• _EXTRACTED DATA_:
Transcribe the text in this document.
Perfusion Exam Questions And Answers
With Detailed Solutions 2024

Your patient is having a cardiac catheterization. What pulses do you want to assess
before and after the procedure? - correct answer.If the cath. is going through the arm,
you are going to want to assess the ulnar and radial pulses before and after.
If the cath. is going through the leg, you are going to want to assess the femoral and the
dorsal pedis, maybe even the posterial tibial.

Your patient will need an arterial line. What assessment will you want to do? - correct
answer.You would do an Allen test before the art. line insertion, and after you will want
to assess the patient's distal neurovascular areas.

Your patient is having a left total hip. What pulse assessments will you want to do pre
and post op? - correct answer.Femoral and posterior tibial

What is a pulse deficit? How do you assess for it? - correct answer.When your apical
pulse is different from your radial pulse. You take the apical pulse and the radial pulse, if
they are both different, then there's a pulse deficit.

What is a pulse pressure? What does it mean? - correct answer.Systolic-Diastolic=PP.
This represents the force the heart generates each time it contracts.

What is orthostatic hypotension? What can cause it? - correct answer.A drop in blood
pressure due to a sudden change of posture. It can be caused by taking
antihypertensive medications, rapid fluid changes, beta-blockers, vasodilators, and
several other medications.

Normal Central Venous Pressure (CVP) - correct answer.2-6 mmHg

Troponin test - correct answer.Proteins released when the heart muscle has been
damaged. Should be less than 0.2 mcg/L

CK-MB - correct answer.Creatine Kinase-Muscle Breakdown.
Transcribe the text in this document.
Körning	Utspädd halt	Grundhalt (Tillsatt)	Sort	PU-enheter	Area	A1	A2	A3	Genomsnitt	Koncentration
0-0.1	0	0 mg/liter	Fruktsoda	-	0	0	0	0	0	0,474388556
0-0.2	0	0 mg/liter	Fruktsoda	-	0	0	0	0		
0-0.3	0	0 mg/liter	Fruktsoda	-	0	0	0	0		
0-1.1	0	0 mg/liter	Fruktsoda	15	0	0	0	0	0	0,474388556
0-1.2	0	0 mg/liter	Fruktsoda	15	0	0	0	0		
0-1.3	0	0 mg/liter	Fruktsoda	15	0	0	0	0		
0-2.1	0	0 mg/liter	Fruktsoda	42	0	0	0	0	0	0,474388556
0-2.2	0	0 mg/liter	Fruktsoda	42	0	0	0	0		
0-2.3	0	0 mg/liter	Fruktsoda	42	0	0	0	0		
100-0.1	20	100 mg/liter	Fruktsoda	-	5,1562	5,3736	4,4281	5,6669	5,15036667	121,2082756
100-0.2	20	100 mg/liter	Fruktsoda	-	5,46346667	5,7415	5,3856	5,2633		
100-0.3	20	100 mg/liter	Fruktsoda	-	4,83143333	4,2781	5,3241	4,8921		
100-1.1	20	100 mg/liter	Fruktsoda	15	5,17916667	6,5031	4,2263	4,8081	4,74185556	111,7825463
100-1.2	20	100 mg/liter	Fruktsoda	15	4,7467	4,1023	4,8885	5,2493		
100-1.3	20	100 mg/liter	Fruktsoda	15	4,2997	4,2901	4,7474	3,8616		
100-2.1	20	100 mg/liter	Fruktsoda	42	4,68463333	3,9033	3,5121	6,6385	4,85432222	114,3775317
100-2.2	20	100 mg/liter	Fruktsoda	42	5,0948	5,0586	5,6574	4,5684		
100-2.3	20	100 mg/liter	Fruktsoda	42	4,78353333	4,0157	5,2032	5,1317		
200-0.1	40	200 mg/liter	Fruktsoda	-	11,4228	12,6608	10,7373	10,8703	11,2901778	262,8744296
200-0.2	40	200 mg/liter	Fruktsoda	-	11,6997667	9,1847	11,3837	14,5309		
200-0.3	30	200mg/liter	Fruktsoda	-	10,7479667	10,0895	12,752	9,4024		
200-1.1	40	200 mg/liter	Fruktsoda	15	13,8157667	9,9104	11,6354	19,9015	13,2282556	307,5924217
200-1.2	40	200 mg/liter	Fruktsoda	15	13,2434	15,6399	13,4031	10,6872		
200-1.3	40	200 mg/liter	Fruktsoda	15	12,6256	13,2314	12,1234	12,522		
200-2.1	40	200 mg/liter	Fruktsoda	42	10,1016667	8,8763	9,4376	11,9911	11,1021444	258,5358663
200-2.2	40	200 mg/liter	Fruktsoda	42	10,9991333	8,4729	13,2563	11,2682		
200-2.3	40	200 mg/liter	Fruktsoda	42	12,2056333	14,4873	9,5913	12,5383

• _EXERCISE DIRECTIONS_: Repeat all of the data exactly as given.

• _SOLUTION TO THIS TASK_:
Transcribe the text in this document.
Perfusion Exam Questions And Answers
With Detailed Solutions 2024

Your patient is having a cardiac catheterization. What pulses do you want to assess
before and after the procedure? - correct answer.If the cath. is going through the arm,
you are going to want to assess the ulnar and radial pulses before and after.
If the cath. is going through the leg, you are going to want to assess the femoral and the
dorsal pedis, maybe even the posterial tibial.

Your patient will need an arterial line. What assessment will you want to do? - correct
answer.You would do an Allen test before the art. line insertion, and after you will want
to assess the patient's distal neurovascular areas.

Your patient is having a left total hip. What pulse assessments will you want to do pre
and post op? - correct answer.Femoral and posterior tibial

What is a pulse deficit? How do you assess for it? - correct answer.When your apical
pulse is different from your radial pulse. You take the apical pulse and the radial pulse, if
they are both different, then there's a pulse deficit.

What is a pulse pressure? What does it mean? - correct answer.Systolic-Diastolic=PP.
This represents the force the heart generates each time it contracts.

What is orthostatic hypotension? What can cause it? - correct answer.A drop in blood
pressure due to a sudden change of posture. It can be caused by taking
antihypertensive medications, rapid fluid changes, beta-blockers, vasodilators, and
several other medications.

Normal Central Venous Pressure (CVP) - correct answer.2-6 mmHg

Troponin test - correct answer.Proteins released when the heart muscle has been
damaged. Should be less than 0.2 mcg/L

CK-MB - correct answer.Creatine Kinase-Muscle Breakdown.
Transcribe the text in this document.
Körning	Utspädd halt	Grundhalt (Tillsatt)	Sort	PU-enheter	Area	A1	A2	A3	Genomsnitt	Koncentration
0-0.1	0	0 mg/liter	Fruktsoda	-	0	0	0	0	0	0,474388556
0-0.2	0	0 mg/liter	Fruktsoda	-	0	0	0	0		
0-0.3	0	0 mg/liter	Fruktsoda	-	0	0	0	0		
0-1.1	0	0 mg/liter	Fruktsoda	15	0	0	0	0	0	0,474388556
0-1.2	0	0 mg/liter	Fruktsoda	15	0	0	0	0		
0-1.3	0	0 mg/liter	Fruktsoda	15	0	0	0	0		
0-2.1	0	0 mg/liter	Fruktsoda	42	0	0	0	0	0	0,474388556
0-2.2	0	0 mg/liter	Fruktsoda	42	0	0	0	0		
0-2.3	0	0 mg/liter	Fruktsoda	42	0	0	0	0		
100-0.1	20	100 mg/liter	Fruktsoda	-	5,1562	5,3736	4,4281	5,6669	5,15036667	121,2082756
100-0.2	20	100 mg/liter	Fruktsoda	-	5,46346667	5,7415	5,3856	5,2633		
100-0.3	20	100 mg/liter	Fruktsoda	-	4,83143333	4,2781	5,3241	4,8921		
100-1.1	20	100 mg/liter	Fruktsoda	15	5,17916667	6,5031	4,2263	4,8081	4,74185556	111,7825463
100-1.2	20	100 mg/liter	Fruktsoda	15	4,7467	4,1023	4,8885	5,2493		
100-1.3	20	100 mg/liter	Fruktsoda	15	4,2997	4,2901	4,7474	3,8616		
100-2.1	20	100 mg/liter	Fruktsoda	42	4,68463333	3,9033	3,5121	6,6385	4,85432222	114,3775317
100-2.2	20	100 mg/liter	Fruktsoda	42	5,0948	5,0586	5,6574	4,5684		
100-2.3	20	100 mg/liter	Fruktsoda	42	4,78353333	4,0157	5,2032	5,1317		
200-0.1	40	200 mg/liter	Fruktsoda	-	11,4228	12,6608	10,7373	10,8703	11,2901778	262,8744296
200-0.2	40	200 mg/liter	Fruktsoda	-	11,6997667	9,1847	11,3837	14,5309		
200-0.3	30	200mg/liter	Fruktsoda	-	10,7479667	10,0895	12,752	9,4024		
200-1.1	40	200 mg/liter	Fruktsoda	15	13,8157667	9,9104	11,6354	19,9015	13,2282556	307,5924217
200-1.2	40	200 mg/liter	Fruktsoda	15	13,2434	15,6399	13,4031	10,6872		
200-1.3	40	200 mg/liter	Fruktsoda	15	12,6256	13,2314	12,1234	12,522		
200-2.1	40	200 mg/liter	Fruktsoda	42	10,1016667	8,8763	9,4376	11,9911	11,1021444	258,5358663
200-2.2	40	200 mg/liter	Fruktsoda	42	10,9991333	8,4729	13,2563	11,2682		
200-2.3	40	200 mg/liter	Fruktsoda	42	12,2056333	14,4873	9,5913	12,5383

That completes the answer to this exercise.